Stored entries

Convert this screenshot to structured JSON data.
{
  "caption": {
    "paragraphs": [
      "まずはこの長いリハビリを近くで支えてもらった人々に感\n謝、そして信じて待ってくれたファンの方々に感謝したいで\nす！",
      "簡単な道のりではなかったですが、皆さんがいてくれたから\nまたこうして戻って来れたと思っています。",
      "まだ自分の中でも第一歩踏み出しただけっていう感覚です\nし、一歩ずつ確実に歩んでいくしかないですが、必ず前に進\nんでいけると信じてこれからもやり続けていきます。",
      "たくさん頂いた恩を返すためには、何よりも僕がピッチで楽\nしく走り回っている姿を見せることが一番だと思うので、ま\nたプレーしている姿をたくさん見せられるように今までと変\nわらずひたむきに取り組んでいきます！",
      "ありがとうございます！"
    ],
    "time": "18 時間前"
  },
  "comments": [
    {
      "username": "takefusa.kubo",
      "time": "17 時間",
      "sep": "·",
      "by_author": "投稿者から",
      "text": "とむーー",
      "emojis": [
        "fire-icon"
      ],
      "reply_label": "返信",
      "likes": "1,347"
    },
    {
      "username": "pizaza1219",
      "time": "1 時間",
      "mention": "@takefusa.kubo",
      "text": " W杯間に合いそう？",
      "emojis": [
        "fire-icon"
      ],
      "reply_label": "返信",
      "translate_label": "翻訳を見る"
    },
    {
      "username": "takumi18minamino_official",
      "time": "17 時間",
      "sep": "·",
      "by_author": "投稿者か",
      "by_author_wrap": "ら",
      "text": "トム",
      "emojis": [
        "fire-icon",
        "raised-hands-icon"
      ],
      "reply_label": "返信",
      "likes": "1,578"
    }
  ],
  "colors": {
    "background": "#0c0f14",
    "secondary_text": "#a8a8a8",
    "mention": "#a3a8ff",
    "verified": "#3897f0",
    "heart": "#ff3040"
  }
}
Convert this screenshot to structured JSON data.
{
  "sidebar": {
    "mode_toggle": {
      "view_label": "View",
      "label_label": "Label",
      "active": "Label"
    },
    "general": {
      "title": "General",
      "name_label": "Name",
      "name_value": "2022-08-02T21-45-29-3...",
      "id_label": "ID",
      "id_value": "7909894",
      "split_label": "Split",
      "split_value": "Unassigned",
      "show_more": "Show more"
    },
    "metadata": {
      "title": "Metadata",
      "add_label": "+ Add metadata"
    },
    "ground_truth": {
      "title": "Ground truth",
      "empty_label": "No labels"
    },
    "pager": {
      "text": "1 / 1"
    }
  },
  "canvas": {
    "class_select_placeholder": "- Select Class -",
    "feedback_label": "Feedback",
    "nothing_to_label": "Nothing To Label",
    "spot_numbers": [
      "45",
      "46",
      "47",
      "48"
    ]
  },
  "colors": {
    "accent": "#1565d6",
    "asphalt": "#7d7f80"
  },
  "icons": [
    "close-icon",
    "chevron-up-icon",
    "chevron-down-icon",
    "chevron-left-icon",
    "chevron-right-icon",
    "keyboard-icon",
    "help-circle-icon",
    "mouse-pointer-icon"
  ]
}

● **What is needed**: Copy each line of the listing that contains the string "mention".

● **Response to the exercise**:
      "mention": "@takefusa.kubo",
    "mention": "#a3a8ff",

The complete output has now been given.